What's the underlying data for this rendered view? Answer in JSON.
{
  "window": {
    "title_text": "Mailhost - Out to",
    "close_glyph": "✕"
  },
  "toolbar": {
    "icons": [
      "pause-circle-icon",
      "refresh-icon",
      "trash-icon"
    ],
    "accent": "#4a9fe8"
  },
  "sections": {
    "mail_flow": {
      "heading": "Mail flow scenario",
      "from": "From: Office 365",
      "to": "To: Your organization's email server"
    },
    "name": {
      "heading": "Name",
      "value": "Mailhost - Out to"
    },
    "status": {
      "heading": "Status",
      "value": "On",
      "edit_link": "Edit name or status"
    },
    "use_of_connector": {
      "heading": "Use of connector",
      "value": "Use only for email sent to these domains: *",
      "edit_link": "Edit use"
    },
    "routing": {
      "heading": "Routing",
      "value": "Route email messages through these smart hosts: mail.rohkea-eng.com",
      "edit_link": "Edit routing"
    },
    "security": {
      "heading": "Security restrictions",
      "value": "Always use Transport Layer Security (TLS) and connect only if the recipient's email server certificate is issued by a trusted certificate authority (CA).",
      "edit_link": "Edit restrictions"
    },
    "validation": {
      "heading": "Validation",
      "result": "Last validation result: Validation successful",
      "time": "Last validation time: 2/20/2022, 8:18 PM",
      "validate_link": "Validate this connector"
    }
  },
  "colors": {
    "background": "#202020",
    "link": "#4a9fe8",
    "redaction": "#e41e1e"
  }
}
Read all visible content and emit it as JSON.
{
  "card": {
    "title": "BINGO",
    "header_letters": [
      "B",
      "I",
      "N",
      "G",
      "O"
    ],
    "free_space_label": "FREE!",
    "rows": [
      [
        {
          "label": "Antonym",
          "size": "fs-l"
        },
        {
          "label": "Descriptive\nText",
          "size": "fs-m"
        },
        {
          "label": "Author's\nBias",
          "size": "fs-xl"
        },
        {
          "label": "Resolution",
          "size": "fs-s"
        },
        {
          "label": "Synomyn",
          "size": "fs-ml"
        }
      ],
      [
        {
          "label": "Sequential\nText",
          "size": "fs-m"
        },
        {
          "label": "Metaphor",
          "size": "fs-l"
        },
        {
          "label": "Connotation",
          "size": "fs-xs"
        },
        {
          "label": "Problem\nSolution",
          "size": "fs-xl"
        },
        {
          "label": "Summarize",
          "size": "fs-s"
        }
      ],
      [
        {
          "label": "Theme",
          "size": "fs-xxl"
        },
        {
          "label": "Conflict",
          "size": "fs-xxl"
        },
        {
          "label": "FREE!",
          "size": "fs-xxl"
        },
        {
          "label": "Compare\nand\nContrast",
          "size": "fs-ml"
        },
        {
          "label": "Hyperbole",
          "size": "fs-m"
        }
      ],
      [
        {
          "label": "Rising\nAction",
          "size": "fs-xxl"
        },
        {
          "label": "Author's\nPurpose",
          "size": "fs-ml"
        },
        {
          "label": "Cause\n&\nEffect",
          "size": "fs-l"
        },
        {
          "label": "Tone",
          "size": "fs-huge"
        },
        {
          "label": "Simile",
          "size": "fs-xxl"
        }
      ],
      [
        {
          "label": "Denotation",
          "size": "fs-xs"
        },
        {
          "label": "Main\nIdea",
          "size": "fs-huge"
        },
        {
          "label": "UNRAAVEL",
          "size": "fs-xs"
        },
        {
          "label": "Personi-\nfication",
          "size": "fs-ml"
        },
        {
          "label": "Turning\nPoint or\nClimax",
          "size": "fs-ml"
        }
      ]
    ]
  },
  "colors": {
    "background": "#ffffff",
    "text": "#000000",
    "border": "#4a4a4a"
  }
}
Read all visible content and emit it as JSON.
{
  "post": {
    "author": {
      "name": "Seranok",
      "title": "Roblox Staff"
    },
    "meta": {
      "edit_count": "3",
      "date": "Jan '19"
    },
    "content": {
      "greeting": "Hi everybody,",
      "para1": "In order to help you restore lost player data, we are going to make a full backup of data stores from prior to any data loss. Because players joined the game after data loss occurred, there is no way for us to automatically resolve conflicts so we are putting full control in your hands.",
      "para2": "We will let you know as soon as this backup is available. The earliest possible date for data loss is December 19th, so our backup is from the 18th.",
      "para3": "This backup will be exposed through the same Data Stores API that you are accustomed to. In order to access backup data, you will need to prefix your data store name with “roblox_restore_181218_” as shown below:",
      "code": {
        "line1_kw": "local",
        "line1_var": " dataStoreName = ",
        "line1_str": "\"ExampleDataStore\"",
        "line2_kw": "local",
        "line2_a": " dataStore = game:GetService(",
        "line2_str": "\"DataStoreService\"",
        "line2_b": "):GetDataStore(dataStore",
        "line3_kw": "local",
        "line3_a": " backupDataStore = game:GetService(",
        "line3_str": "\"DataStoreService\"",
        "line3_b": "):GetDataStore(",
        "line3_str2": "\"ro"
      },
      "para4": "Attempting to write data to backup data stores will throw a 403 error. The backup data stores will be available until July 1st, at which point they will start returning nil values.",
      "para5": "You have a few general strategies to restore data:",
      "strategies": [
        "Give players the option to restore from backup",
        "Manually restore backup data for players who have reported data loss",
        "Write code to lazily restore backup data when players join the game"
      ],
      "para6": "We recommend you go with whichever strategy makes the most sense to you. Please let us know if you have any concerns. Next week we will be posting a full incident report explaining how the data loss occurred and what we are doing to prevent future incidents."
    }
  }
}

→ Task objective:
Make an exact copy of the data above.

→ Result of this task:
What's the underlying data for this rendered view? Answer in JSON.
{
  "window": {
    "title_text": "Mailhost - Out to",
    "close_glyph": "✕"
  },
  "toolbar": {
    "icons": [
      "pause-circle-icon",
      "refresh-icon",
      "trash-icon"
    ],
    "accent": "#4a9fe8"
  },
  "sections": {
    "mail_flow": {
      "heading": "Mail flow scenario",
      "from": "From: Office 365",
      "to": "To: Your organization's email server"
    },
    "name": {
      "heading": "Name",
      "value": "Mailhost - Out to"
    },
    "status": {
      "heading": "Status",
      "value": "On",
      "edit_link": "Edit name or status"
    },
    "use_of_connector": {
      "heading": "Use of connector",
      "value": "Use only for email sent to these domains: *",
      "edit_link": "Edit use"
    },
    "routing": {
      "heading": "Routing",
      "value": "Route email messages through these smart hosts: mail.rohkea-eng.com",
      "edit_link": "Edit routing"
    },
    "security": {
      "heading": "Security restrictions",
      "value": "Always use Transport Layer Security (TLS) and connect only if the recipient's email server certificate is issued by a trusted certificate authority (CA).",
      "edit_link": "Edit restrictions"
    },
    "validation": {
      "heading": "Validation",
      "result": "Last validation result: Validation successful",
      "time": "Last validation time: 2/20/2022, 8:18 PM",
      "validate_link": "Validate this connector"
    }
  },
  "colors": {
    "background": "#202020",
    "link": "#4a9fe8",
    "redaction": "#e41e1e"
  }
}
Read all visible content and emit it as JSON.
{
  "card": {
    "title": "BINGO",
    "header_letters": [
      "B",
      "I",
      "N",
      "G",
      "O"
    ],
    "free_space_label": "FREE!",
    "rows": [
      [
        {
          "label": "Antonym",
          "size": "fs-l"
        },
        {
          "label": "Descriptive\nText",
          "size": "fs-m"
        },
        {
          "label": "Author's\nBias",
          "size": "fs-xl"
        },
        {
          "label": "Resolution",
          "size": "fs-s"
        },
        {
          "label": "Synomyn",
          "size": "fs-ml"
        }
      ],
      [
        {
          "label": "Sequential\nText",
          "size": "fs-m"
        },
        {
          "label": "Metaphor",
          "size": "fs-l"
        },
        {
          "label": "Connotation",
          "size": "fs-xs"
        },
        {
          "label": "Problem\nSolution",
          "size": "fs-xl"
        },
        {
          "label": "Summarize",
          "size": "fs-s"
        }
      ],
      [
        {
          "label": "Theme",
          "size": "fs-xxl"
        },
        {
          "label": "Conflict",
          "size": "fs-xxl"
        },
        {
          "label": "FREE!",
          "size": "fs-xxl"
        },
        {
          "label": "Compare\nand\nContrast",
          "size": "fs-ml"
        },
        {
          "label": "Hyperbole",
          "size": "fs-m"
        }
      ],
      [
        {
          "label": "Rising\nAction",
          "size": "fs-xxl"
        },
        {
          "label": "Author's\nPurpose",
          "size": "fs-ml"
        },
        {
          "label": "Cause\n&\nEffect",
          "size": "fs-l"
        },
        {
          "label": "Tone",
          "size": "fs-huge"
        },
        {
          "label": "Simile",
          "size": "fs-xxl"
        }
      ],
      [
        {
          "label": "Denotation",
          "size": "fs-xs"
        },
        {
          "label": "Main\nIdea",
          "size": "fs-huge"
        },
        {
          "label": "UNRAAVEL",
          "size": "fs-xs"
        },
        {
          "label": "Personi-\nfication",
          "size": "fs-ml"
        },
        {
          "label": "Turning\nPoint or\nClimax",
          "size": "fs-ml"
        }
      ]
    ]
  },
  "colors": {
    "background": "#ffffff",
    "text": "#000000",
    "border": "#4a4a4a"
  }
}
Read all visible content and emit it as JSON.
{
  "post": {
    "author": {
      "name": "Seranok",
      "title": "Roblox Staff"
    },
    "meta": {
      "edit_count": "3",
      "date": "Jan '19"
    },
    "content": {
      "greeting": "Hi everybody,",
      "para1": "In order to help you restore lost player data, we are going to make a full backup of data stores from prior to any data loss. Because players joined the game after data loss occurred, there is no way for us to automatically resolve conflicts so we are putting full control in your hands.",
      "para2": "We will let you know as soon as this backup is available. The earliest possible date for data loss is December 19th, so our backup is from the 18th.",
      "para3": "This backup will be exposed through the same Data Stores API that you are accustomed to. In order to access backup data, you will need to prefix your data store name with “roblox_restore_181218_” as shown below:",
      "code": {
        "line1_kw": "local",
        "line1_var": " dataStoreName = ",
        "line1_str": "\"ExampleDataStore\"",
        "line2_kw": "local",
        "line2_a": " dataStore = game:GetService(",
        "line2_str": "\"DataStoreService\"",
        "line2_b": "):GetDataStore(dataStore",
        "line3_kw": "local",
        "line3_a": " backupDataStore = game:GetService(",
        "line3_str": "\"DataStoreService\"",
        "line3_b": "):GetDataStore(",
        "line3_str2": "\"ro"
      },
      "para4": "Attempting to write data to backup data stores will throw a 403 error. The backup data stores will be available until July 1st, at which point they will start returning nil values.",
      "para5": "You have a few general strategies to restore data:",
      "strategies": [
        "Give players the option to restore from backup",
        "Manually restore backup data for players who have reported data loss",
        "Write code to lazily restore backup data when players join the game"
      ],
      "para6": "We recommend you go with whichever strategy makes the most sense to you. Please let us know if you have any concerns. Next week we will be posting a full incident report explaining how the data loss occurred and what we are doing to prevent future incidents."
    }
  }
}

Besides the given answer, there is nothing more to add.